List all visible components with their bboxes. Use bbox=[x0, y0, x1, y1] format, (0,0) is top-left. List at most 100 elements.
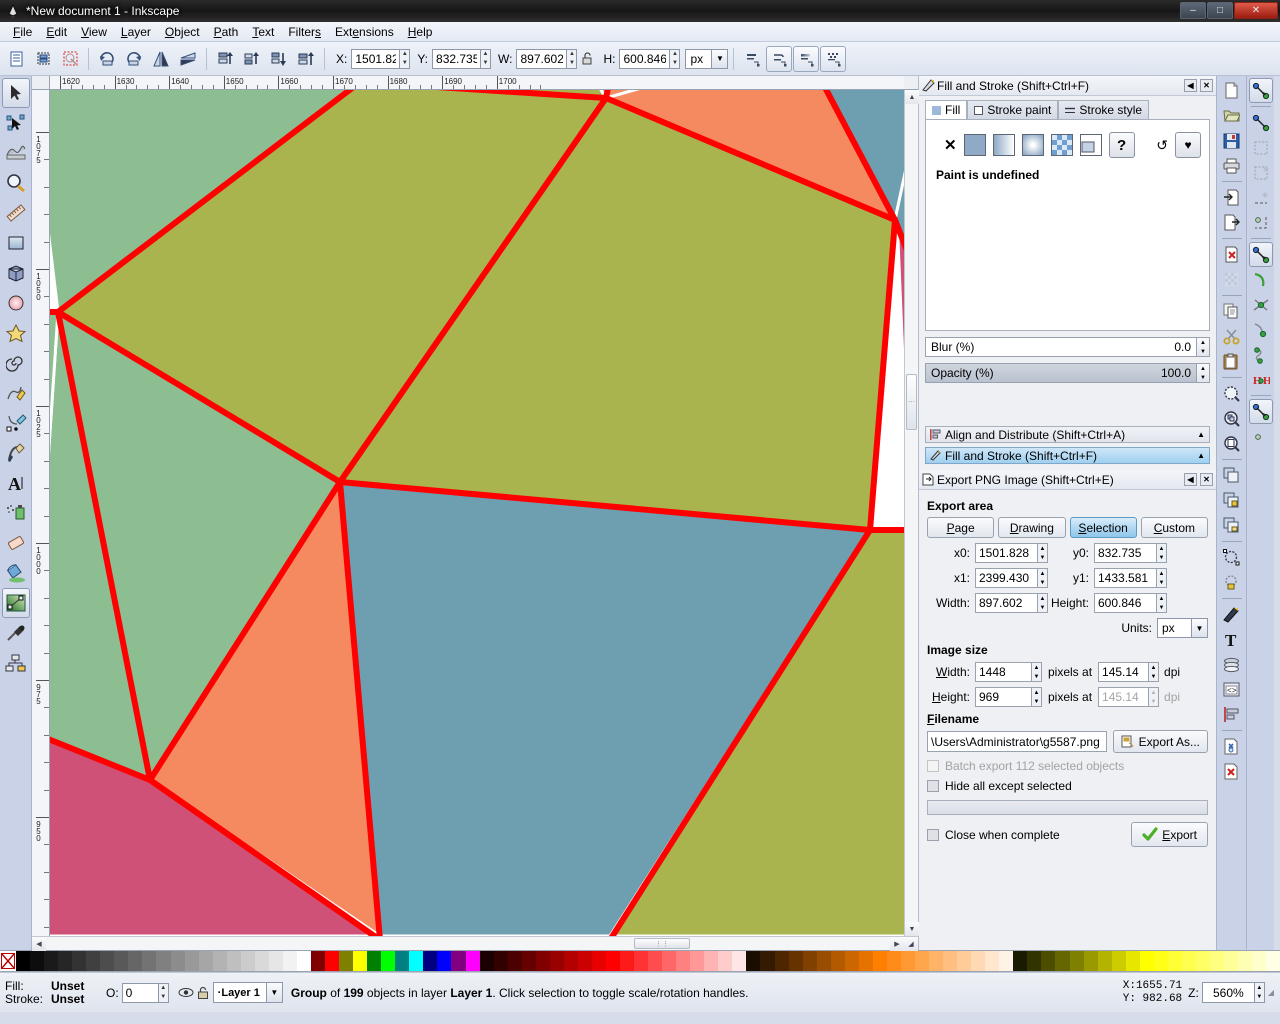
palette-swatch[interactable] bbox=[690, 951, 705, 971]
palette-swatch[interactable] bbox=[353, 951, 368, 971]
x0-spinner-arrows[interactable]: ▲ ▼ bbox=[1037, 543, 1048, 563]
palette-swatch[interactable] bbox=[549, 951, 564, 971]
palette-swatch[interactable] bbox=[142, 951, 157, 971]
palette-swatch[interactable] bbox=[662, 951, 677, 971]
bezier-tool[interactable] bbox=[2, 408, 30, 438]
palette-swatch[interactable] bbox=[479, 951, 494, 971]
copy-icon[interactable] bbox=[1219, 299, 1245, 324]
x1-spinner-arrows[interactable]: ▲ ▼ bbox=[1037, 568, 1048, 588]
palette-swatch[interactable] bbox=[1209, 951, 1225, 971]
menu-object[interactable]: Object bbox=[158, 23, 207, 41]
palette-swatch[interactable] bbox=[634, 951, 649, 971]
image-height-input[interactable] bbox=[975, 687, 1031, 707]
snap-midpoint-icon[interactable]: HH bbox=[1249, 367, 1273, 392]
close-icon[interactable]: ✕ bbox=[1200, 79, 1213, 92]
vertical-scrollbar[interactable]: ▲ ⋯ ▼ bbox=[904, 90, 919, 936]
open-document-icon[interactable] bbox=[1219, 103, 1245, 128]
minimize-button[interactable]: – bbox=[1180, 2, 1206, 19]
ellipse-tool[interactable] bbox=[2, 288, 30, 318]
palette-swatch[interactable] bbox=[915, 951, 930, 971]
align-dialog-icon[interactable] bbox=[1219, 702, 1245, 727]
palette-swatch[interactable] bbox=[367, 951, 382, 971]
snap-cusp-node-icon[interactable] bbox=[1249, 317, 1273, 342]
palette-swatch[interactable] bbox=[1238, 951, 1253, 971]
bucket-fill-tool[interactable] bbox=[2, 558, 30, 588]
vertical-scroll-thumb[interactable]: ⋯ bbox=[906, 374, 917, 430]
palette-swatch[interactable] bbox=[605, 951, 621, 971]
resize-grip[interactable]: ◢ bbox=[1268, 988, 1274, 997]
dpi-width-input[interactable] bbox=[1098, 662, 1149, 682]
dpi-width-field[interactable]: ▲▼ bbox=[1098, 662, 1160, 682]
horizontal-scroll-track[interactable]: ⋮⋮ bbox=[46, 937, 890, 950]
export-button[interactable]: Export bbox=[1131, 822, 1208, 847]
palette-swatch[interactable] bbox=[535, 951, 550, 971]
palette-swatch[interactable] bbox=[746, 951, 761, 971]
palette-swatch[interactable] bbox=[212, 951, 227, 971]
palette-swatch[interactable] bbox=[339, 951, 354, 971]
y0-input[interactable] bbox=[1094, 543, 1156, 563]
palette-swatch[interactable] bbox=[1083, 951, 1098, 971]
palette-swatch[interactable] bbox=[999, 951, 1014, 971]
units-combo[interactable]: px ▼ bbox=[685, 48, 729, 69]
select-all-in-all-layers-icon[interactable] bbox=[30, 46, 56, 72]
zoom-field[interactable]: ▲▼ bbox=[1201, 982, 1265, 1003]
palette-swatch[interactable] bbox=[577, 951, 592, 971]
x0-input[interactable] bbox=[975, 543, 1037, 563]
selector-tool[interactable] bbox=[1, 78, 30, 108]
palette-swatch[interactable] bbox=[423, 951, 438, 971]
affect-patterns-icon[interactable] bbox=[820, 45, 847, 72]
palette-swatch[interactable] bbox=[830, 951, 845, 971]
palette-swatch[interactable] bbox=[44, 951, 59, 971]
palette-swatch[interactable] bbox=[170, 951, 185, 971]
cut-icon[interactable] bbox=[1219, 324, 1245, 349]
snap-bbox-corner-icon[interactable] bbox=[1249, 160, 1273, 185]
flip-horizontal-icon[interactable] bbox=[148, 46, 174, 72]
image-height-spinner-arrows[interactable]: ▲ ▼ bbox=[1031, 687, 1042, 707]
h-spinner-arrows[interactable]: ▲ ▼ bbox=[669, 48, 681, 69]
scroll-right-arrow[interactable]: ▶ bbox=[890, 937, 904, 951]
dialog-bar-align-distribute[interactable]: Align and Distribute (Shift+Ctrl+A) ▲ bbox=[925, 426, 1210, 443]
opacity-spinner-arrows[interactable]: ▲ ▼ bbox=[1197, 363, 1210, 383]
palette-swatch[interactable] bbox=[718, 951, 733, 971]
palette-swatch[interactable] bbox=[620, 951, 635, 971]
chevron-down-icon[interactable]: ▼ bbox=[265, 982, 283, 1003]
palette-swatch[interactable] bbox=[268, 951, 283, 971]
palette-swatch[interactable] bbox=[226, 951, 241, 971]
export-area-page-button[interactable]: PPageage bbox=[927, 517, 995, 538]
palette-swatch[interactable] bbox=[858, 951, 873, 971]
redo-icon[interactable] bbox=[1219, 267, 1245, 292]
x0-field[interactable]: ▲▼ bbox=[975, 543, 1048, 563]
y-input[interactable] bbox=[432, 48, 481, 69]
color-palette[interactable] bbox=[0, 950, 1280, 972]
pencil-tool[interactable] bbox=[2, 378, 30, 408]
print-icon[interactable] bbox=[1219, 153, 1245, 178]
image-width-field[interactable]: ▲▼ bbox=[975, 662, 1042, 682]
close-when-complete-checkbox[interactable] bbox=[927, 828, 939, 841]
hide-all-row[interactable]: Hide all except selected bbox=[927, 779, 1208, 793]
dialog-bar-fill-stroke[interactable]: Fill and Stroke (Shift+Ctrl+F) ▲ bbox=[925, 447, 1210, 464]
lock-open-icon[interactable] bbox=[578, 46, 596, 72]
palette-swatch[interactable] bbox=[943, 951, 958, 971]
palette-swatch[interactable] bbox=[774, 951, 789, 971]
duplicate-icon[interactable] bbox=[1219, 463, 1245, 488]
snap-bounding-box-icon[interactable] bbox=[1249, 110, 1273, 135]
palette-swatch[interactable] bbox=[1041, 951, 1056, 971]
export-width-field[interactable]: ▲▼ bbox=[975, 593, 1048, 613]
swatch-button[interactable] bbox=[1079, 134, 1102, 156]
snap-object-center-icon[interactable] bbox=[1249, 424, 1273, 449]
fill-rule-evenodd-button[interactable]: ♥ bbox=[1175, 132, 1201, 158]
export-area-custom-button[interactable]: Custom bbox=[1140, 517, 1208, 538]
palette-swatch[interactable] bbox=[493, 951, 508, 971]
w-spinner[interactable]: ▲▼ bbox=[516, 48, 578, 69]
new-document-icon[interactable] bbox=[1219, 78, 1245, 103]
zoom-selection-icon[interactable] bbox=[1219, 381, 1245, 406]
paste-icon[interactable] bbox=[1219, 349, 1245, 374]
close-icon[interactable]: ✕ bbox=[1200, 473, 1213, 486]
export-as-button[interactable]: Export As... bbox=[1112, 730, 1208, 753]
import-icon[interactable] bbox=[1219, 185, 1245, 210]
menu-path[interactable]: Path bbox=[207, 23, 246, 41]
opacity-slider[interactable]: Opacity (%) 100.0 bbox=[925, 363, 1197, 383]
palette-swatch[interactable] bbox=[1195, 951, 1210, 971]
3dbox-tool[interactable] bbox=[2, 258, 30, 288]
snap-bbox-center-icon[interactable] bbox=[1249, 210, 1273, 235]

**What the task requires**:
Please reproduce every line of the listing above word for word, leaving out the picture.

**Answer for this exercise**:
List all visible components with their bboxes. Use bbox=[x0, y0, x1, y1] format, (0,0) is top-left. List at most 100 elements.
palette-swatch[interactable] bbox=[690, 951, 705, 971]
palette-swatch[interactable] bbox=[353, 951, 368, 971]
x0-spinner-arrows[interactable]: ▲ ▼ bbox=[1037, 543, 1048, 563]
palette-swatch[interactable] bbox=[549, 951, 564, 971]
palette-swatch[interactable] bbox=[142, 951, 157, 971]
palette-swatch[interactable] bbox=[662, 951, 677, 971]
bezier-tool[interactable] bbox=[2, 408, 30, 438]
palette-swatch[interactable] bbox=[479, 951, 494, 971]
copy-icon[interactable] bbox=[1219, 299, 1245, 324]
x1-spinner-arrows[interactable]: ▲ ▼ bbox=[1037, 568, 1048, 588]
palette-swatch[interactable] bbox=[1209, 951, 1225, 971]
menu-object[interactable]: Object bbox=[158, 23, 207, 41]
palette-swatch[interactable] bbox=[634, 951, 649, 971]
image-height-input[interactable] bbox=[975, 687, 1031, 707]
snap-midpoint-icon[interactable]: HH bbox=[1249, 367, 1273, 392]
close-icon[interactable]: ✕ bbox=[1200, 79, 1213, 92]
vertical-scrollbar[interactable]: ▲ ⋯ ▼ bbox=[904, 90, 919, 936]
open-document-icon[interactable] bbox=[1219, 103, 1245, 128]
minimize-button[interactable]: – bbox=[1180, 2, 1206, 19]
ellipse-tool[interactable] bbox=[2, 288, 30, 318]
palette-swatch[interactable] bbox=[915, 951, 930, 971]
align-dialog-icon[interactable] bbox=[1219, 702, 1245, 727]
palette-swatch[interactable] bbox=[367, 951, 382, 971]
snap-cusp-node-icon[interactable] bbox=[1249, 317, 1273, 342]
palette-swatch[interactable] bbox=[1238, 951, 1253, 971]
bucket-fill-tool[interactable] bbox=[2, 558, 30, 588]
vertical-scroll-thumb[interactable]: ⋯ bbox=[906, 374, 917, 430]
palette-swatch[interactable] bbox=[605, 951, 621, 971]
resize-grip[interactable]: ◢ bbox=[1268, 988, 1274, 997]
dpi-width-input[interactable] bbox=[1098, 662, 1149, 682]
dpi-width-field[interactable]: ▲▼ bbox=[1098, 662, 1160, 682]
horizontal-scroll-track[interactable]: ⋮⋮ bbox=[46, 937, 890, 950]
export-button[interactable]: Export bbox=[1131, 822, 1208, 847]
palette-swatch[interactable] bbox=[535, 951, 550, 971]
palette-swatch[interactable] bbox=[746, 951, 761, 971]
palette-swatch[interactable] bbox=[212, 951, 227, 971]
palette-swatch[interactable] bbox=[339, 951, 354, 971]
y0-input[interactable] bbox=[1094, 543, 1156, 563]
palette-swatch[interactable] bbox=[1083, 951, 1098, 971]
palette-swatch[interactable] bbox=[999, 951, 1014, 971]
units-combo[interactable]: px ▼ bbox=[685, 48, 729, 69]
select-all-in-all-layers-icon[interactable] bbox=[30, 46, 56, 72]
zoom-field[interactable]: ▲▼ bbox=[1201, 982, 1265, 1003]
palette-swatch[interactable] bbox=[577, 951, 592, 971]
x0-input[interactable] bbox=[975, 543, 1037, 563]
selector-tool[interactable] bbox=[1, 78, 30, 108]
palette-swatch[interactable] bbox=[423, 951, 438, 971]
affect-patterns-icon[interactable] bbox=[820, 45, 847, 72]
palette-swatch[interactable] bbox=[830, 951, 845, 971]
palette-swatch[interactable] bbox=[44, 951, 59, 971]
palette-swatch[interactable] bbox=[170, 951, 185, 971]
cut-icon[interactable] bbox=[1219, 324, 1245, 349]
snap-bbox-corner-icon[interactable] bbox=[1249, 160, 1273, 185]
flip-horizontal-icon[interactable] bbox=[148, 46, 174, 72]
image-height-spinner-arrows[interactable]: ▲ ▼ bbox=[1031, 687, 1042, 707]
h-spinner-arrows[interactable]: ▲ ▼ bbox=[669, 48, 681, 69]
scroll-right-arrow[interactable]: ▶ bbox=[890, 937, 904, 951]
dialog-bar-align-distribute[interactable]: Align and Distribute (Shift+Ctrl+A) ▲ bbox=[925, 426, 1210, 443]
opacity-spinner-arrows[interactable]: ▲ ▼ bbox=[1197, 363, 1210, 383]
palette-swatch[interactable] bbox=[718, 951, 733, 971]
palette-swatch[interactable] bbox=[620, 951, 635, 971]
chevron-down-icon[interactable]: ▼ bbox=[265, 982, 283, 1003]
palette-swatch[interactable] bbox=[268, 951, 283, 971]
palette-swatch[interactable] bbox=[226, 951, 241, 971]
export-area-page-button[interactable]: PPageage bbox=[927, 517, 995, 538]
palette-swatch[interactable] bbox=[858, 951, 873, 971]
redo-icon[interactable] bbox=[1219, 267, 1245, 292]
x0-field[interactable]: ▲▼ bbox=[975, 543, 1048, 563]
y-input[interactable] bbox=[432, 48, 481, 69]
color-palette[interactable] bbox=[0, 950, 1280, 972]
pencil-tool[interactable] bbox=[2, 378, 30, 408]
print-icon[interactable] bbox=[1219, 153, 1245, 178]
image-width-field[interactable]: ▲▼ bbox=[975, 662, 1042, 682]
close-when-complete-checkbox[interactable] bbox=[927, 828, 939, 841]
hide-all-row[interactable]: Hide all except selected bbox=[927, 779, 1208, 793]
dialog-bar-fill-stroke[interactable]: Fill and Stroke (Shift+Ctrl+F) ▲ bbox=[925, 447, 1210, 464]
lock-open-icon[interactable] bbox=[578, 46, 596, 72]
palette-swatch[interactable] bbox=[943, 951, 958, 971]
palette-swatch[interactable] bbox=[774, 951, 789, 971]
duplicate-icon[interactable] bbox=[1219, 463, 1245, 488]
snap-bounding-box-icon[interactable] bbox=[1249, 110, 1273, 135]
palette-swatch[interactable] bbox=[1041, 951, 1056, 971]
export-width-field[interactable]: ▲▼ bbox=[975, 593, 1048, 613]
swatch-button[interactable] bbox=[1079, 134, 1102, 156]
snap-object-center-icon[interactable] bbox=[1249, 424, 1273, 449]
fill-rule-evenodd-button[interactable]: ♥ bbox=[1175, 132, 1201, 158]
export-area-custom-button[interactable]: Custom bbox=[1140, 517, 1208, 538]
palette-swatch[interactable] bbox=[493, 951, 508, 971]
w-spinner[interactable]: ▲▼ bbox=[516, 48, 578, 69]
new-document-icon[interactable] bbox=[1219, 78, 1245, 103]
zoom-selection-icon[interactable] bbox=[1219, 381, 1245, 406]
paste-icon[interactable] bbox=[1219, 349, 1245, 374]
close-icon[interactable]: ✕ bbox=[1200, 473, 1213, 486]
export-as-button[interactable]: Export As... bbox=[1112, 730, 1208, 753]
import-icon[interactable] bbox=[1219, 185, 1245, 210]
menu-path[interactable]: Path bbox=[207, 23, 246, 41]
opacity-slider[interactable]: Opacity (%) 100.0 bbox=[925, 363, 1197, 383]
palette-swatch[interactable] bbox=[1195, 951, 1210, 971]
3dbox-tool[interactable] bbox=[2, 258, 30, 288]
snap-bbox-center-icon[interactable] bbox=[1249, 210, 1273, 235]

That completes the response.